WRITTEN TASK:
Count the lines in the items below that contain the string "swatch". Reply with only the number.

INFORMATION SUPPLIED:

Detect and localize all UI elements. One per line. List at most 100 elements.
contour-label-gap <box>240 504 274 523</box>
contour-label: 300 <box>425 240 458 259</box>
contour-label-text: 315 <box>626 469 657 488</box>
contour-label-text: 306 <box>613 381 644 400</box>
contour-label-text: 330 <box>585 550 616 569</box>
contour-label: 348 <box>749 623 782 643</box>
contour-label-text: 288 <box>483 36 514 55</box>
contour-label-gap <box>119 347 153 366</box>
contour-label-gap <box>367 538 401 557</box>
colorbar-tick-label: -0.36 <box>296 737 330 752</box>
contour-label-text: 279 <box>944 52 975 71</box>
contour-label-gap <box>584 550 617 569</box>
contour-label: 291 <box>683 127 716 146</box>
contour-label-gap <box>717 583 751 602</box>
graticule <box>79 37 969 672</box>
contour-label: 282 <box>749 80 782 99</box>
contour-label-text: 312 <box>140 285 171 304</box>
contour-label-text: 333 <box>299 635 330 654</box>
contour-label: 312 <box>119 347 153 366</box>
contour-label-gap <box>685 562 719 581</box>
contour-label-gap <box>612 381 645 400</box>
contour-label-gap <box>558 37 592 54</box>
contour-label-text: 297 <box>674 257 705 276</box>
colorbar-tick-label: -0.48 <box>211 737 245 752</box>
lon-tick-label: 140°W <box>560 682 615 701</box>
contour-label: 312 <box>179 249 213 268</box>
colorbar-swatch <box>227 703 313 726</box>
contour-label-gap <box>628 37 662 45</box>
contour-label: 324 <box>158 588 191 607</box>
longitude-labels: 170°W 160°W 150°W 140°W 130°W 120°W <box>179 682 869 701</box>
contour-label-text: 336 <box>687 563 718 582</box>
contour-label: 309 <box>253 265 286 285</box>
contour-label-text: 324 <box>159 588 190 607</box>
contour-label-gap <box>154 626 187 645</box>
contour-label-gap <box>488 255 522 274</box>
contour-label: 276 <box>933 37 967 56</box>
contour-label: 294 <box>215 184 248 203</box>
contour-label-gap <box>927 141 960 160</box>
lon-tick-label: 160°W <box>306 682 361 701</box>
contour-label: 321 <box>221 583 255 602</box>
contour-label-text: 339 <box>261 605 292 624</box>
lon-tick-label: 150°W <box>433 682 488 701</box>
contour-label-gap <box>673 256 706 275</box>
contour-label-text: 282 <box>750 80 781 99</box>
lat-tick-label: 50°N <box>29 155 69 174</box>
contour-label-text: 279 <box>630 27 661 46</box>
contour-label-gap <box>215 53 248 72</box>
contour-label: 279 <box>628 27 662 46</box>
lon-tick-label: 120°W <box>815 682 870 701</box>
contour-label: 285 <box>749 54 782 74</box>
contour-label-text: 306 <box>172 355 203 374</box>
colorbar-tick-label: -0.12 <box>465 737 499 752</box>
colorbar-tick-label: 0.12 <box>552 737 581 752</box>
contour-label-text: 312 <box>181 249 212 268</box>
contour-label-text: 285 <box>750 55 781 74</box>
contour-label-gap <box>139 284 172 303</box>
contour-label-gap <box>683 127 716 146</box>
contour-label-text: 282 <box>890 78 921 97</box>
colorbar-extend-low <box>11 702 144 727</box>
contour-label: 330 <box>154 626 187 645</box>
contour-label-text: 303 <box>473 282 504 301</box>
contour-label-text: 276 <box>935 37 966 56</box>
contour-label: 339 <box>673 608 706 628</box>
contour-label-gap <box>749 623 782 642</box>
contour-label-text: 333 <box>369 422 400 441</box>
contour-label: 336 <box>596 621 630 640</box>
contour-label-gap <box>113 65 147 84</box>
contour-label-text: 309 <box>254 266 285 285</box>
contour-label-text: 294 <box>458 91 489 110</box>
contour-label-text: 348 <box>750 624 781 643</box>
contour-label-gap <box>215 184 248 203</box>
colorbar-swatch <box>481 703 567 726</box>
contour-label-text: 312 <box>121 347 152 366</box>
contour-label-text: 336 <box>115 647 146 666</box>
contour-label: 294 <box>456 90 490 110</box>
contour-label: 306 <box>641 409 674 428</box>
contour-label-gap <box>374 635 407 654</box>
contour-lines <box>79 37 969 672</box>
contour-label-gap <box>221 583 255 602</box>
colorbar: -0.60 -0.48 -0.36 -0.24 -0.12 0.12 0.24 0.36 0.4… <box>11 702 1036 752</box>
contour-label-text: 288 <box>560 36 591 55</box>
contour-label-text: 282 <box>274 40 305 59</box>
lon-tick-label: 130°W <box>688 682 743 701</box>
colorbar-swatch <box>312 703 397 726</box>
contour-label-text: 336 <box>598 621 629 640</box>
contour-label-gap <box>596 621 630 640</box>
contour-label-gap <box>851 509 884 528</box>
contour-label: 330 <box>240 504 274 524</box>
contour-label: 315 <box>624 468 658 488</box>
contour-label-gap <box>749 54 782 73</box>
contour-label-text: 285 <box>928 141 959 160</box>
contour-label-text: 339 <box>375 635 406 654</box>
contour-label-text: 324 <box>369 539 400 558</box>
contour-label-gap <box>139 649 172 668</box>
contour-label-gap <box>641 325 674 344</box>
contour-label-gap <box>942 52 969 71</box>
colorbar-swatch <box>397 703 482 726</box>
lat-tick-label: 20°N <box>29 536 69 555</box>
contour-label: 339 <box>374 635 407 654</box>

EXERCISE ANSWER:
4